|A 6-PACK OF REASONS 'BOYS BEAT THE PACK|
|by Mike Fisher||Fri, Nov 30, 2007, 08:28 am|
A Six-Pack Of Things I Thought I’d See. … and how they worked out for me in Dallas’ 37-27 win over Green Bay on Thursday night:
6. Green Bay’s Aaron Kampman will demonstrate why he’s the NFL sack leader. But Demarcus Ware will counter by demonstrating that he’s a contender for the throne.
HOW’D THAT WORK OUT FOR ME? My logic with Kampman was that a wounded Marc Colombo would not be a match for Kampman’s double-your-pleasure combo of physical ability/high motor. My logic with Ware was that if you know Green Bay’s not going to run – and the Packers simply cannot, right? – Ware will be free to focus on one singular goal: pressure Brett Favre. Oh, and he’ll get to do it while being checked by a limping Mark Taucher.
I get a half-point there.
How many times did Kampman and the Packers even TOUCH Tony Romo? Colombo was brilliant. His running mate at tackle, Flozell Adams, was just as special. Those two fellas are going to have a blast watching themselves in the film room today.
Meanwhile, Ware was brilliant (again). With the Cowboys playing tons of dime defense, Demarcus occasionally dropped into coverage. But mostly, Wade Phillips and Brian Stewart relied on a gameplan designed to bring crazy pressure on Favre. Greg Ellis had two sacks. And the key play of the game was all about pocket pressure, when a blitzing Nate Jones pressured Favre into an interception and forced the icon to leave the game with an injury to his right arm and an injury to his left shoulder.
“If you don’t go after Brett Favre, he’ll pick you apart,’’ said Jones, something less than a blue-chip Cowboy in that he was cut earlier this year before being re-hired. “So we went after him.’’
5. Like I said, the Packers simply cannot run, right?
HOW’D THAT WORK OUT FOR ME? In a lot of the Packers games I’ve watched, they haven’t even bothered to even pretend to “keep ‘em honest’’ by running. In a league where a 100-yard rusher is a decent milestone, the Packers AS A TEAM came in averaging 20 yards fewer than that.
Well, Ryan Grant did have an early 62-yard TD run. But guess what? Over the course of the entire rest of the game, on 18 other runs, Grant, backup QB Aaron Rodgers and the rest of the Pack rushed for a total of only 62 more.
It’s going to be a fatal flaw for Green Bay, I think; it’s hard to hold down good teams when you can’t eat up a little clock.
4. Tony Romo is Favre-ish. At the least.
HOW’D THAT WORK OUT FOR ME? One of the gaps yet to be closed between Romo and his idol (and yessir, he was and is his idol) is that Favre has loads of experience in games of this magnitude. Romo, meanwhile, probably won some enormous games for Eastern Illinois. But Romo – like Favre – takes such joy in what he’s doing that “pressure’’ doesn’t seem to be an issue.
Example: I have it on good authority that Romo is indeed dating Jessica Simpson. They’ve gone out on three dates. The most recent was on Monday night. Now, understand this: 72 hours before the biggest game of his life, Tony Romo is goofing off with Jessica Simpson?
And then he goes out in what one local commentator called “the biggest regular-season game in Dallas Cowboys history’’ and gives the home team 19-of-30 for 309 and four TDs?

● **Record excerpts**
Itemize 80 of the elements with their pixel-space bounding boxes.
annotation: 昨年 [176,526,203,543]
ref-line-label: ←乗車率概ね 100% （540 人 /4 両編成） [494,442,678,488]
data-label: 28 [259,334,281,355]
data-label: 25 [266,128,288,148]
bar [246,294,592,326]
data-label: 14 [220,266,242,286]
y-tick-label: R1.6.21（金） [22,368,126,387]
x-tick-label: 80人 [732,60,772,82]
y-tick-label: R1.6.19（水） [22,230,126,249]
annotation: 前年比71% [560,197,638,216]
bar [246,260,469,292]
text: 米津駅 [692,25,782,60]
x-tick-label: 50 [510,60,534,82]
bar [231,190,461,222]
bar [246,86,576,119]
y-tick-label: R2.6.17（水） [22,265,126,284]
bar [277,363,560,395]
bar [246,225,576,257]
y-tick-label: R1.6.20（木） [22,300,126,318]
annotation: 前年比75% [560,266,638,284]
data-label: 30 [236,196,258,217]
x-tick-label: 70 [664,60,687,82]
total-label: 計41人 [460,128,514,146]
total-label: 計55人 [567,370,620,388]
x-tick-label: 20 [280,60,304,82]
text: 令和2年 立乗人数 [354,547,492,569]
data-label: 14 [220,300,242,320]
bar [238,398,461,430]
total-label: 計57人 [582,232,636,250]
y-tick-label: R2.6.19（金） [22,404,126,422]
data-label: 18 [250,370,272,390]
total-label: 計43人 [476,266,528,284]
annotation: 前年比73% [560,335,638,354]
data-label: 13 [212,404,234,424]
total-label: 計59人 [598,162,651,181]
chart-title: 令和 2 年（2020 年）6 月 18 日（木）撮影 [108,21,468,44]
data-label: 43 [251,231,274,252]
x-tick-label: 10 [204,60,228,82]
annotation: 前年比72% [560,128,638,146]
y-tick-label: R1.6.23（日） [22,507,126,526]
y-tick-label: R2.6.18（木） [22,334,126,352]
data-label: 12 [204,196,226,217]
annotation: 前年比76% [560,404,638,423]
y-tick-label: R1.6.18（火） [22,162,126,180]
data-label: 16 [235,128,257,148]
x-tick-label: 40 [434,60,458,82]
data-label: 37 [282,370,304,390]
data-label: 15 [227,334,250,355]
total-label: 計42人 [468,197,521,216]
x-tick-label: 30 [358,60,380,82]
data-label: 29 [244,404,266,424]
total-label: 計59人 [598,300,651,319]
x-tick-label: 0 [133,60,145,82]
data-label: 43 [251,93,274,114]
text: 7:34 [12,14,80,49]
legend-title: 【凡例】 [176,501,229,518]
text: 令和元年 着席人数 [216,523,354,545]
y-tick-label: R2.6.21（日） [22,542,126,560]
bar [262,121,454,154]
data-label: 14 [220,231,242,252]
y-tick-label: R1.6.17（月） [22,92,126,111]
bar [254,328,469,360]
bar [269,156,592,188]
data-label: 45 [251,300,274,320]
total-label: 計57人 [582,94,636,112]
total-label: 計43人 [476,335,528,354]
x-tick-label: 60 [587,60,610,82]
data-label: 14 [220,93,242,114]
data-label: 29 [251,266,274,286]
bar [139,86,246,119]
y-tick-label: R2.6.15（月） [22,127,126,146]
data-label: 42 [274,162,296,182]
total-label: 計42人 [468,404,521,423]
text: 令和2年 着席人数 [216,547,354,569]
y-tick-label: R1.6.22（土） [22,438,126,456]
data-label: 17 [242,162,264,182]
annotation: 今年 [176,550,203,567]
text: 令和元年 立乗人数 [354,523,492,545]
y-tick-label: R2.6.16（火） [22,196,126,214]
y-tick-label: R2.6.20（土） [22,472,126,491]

● **Task to carry out**
Please copy the passage of the article on Dallas' win over Green Bay between "HOW’D THAT WORK OUT FOR ME? My" and "a half-point there.", inclusive.

● **Response to this exercise**
HOW’D THAT WORK OUT FOR ME? My logic with Kampman was that a wounded Marc Colombo would not be a match for Kampman’s double-your-pleasure combo of physical ability/high motor. My logic with Ware was that if you know Green Bay’s not going to run – and the Packers simply cannot, right? – Ware will be free to focus on one singular goal: pressure Brett Favre. Oh, and he’ll get to do it while being checked by a limping Mark Taucher.
I get a half-point there.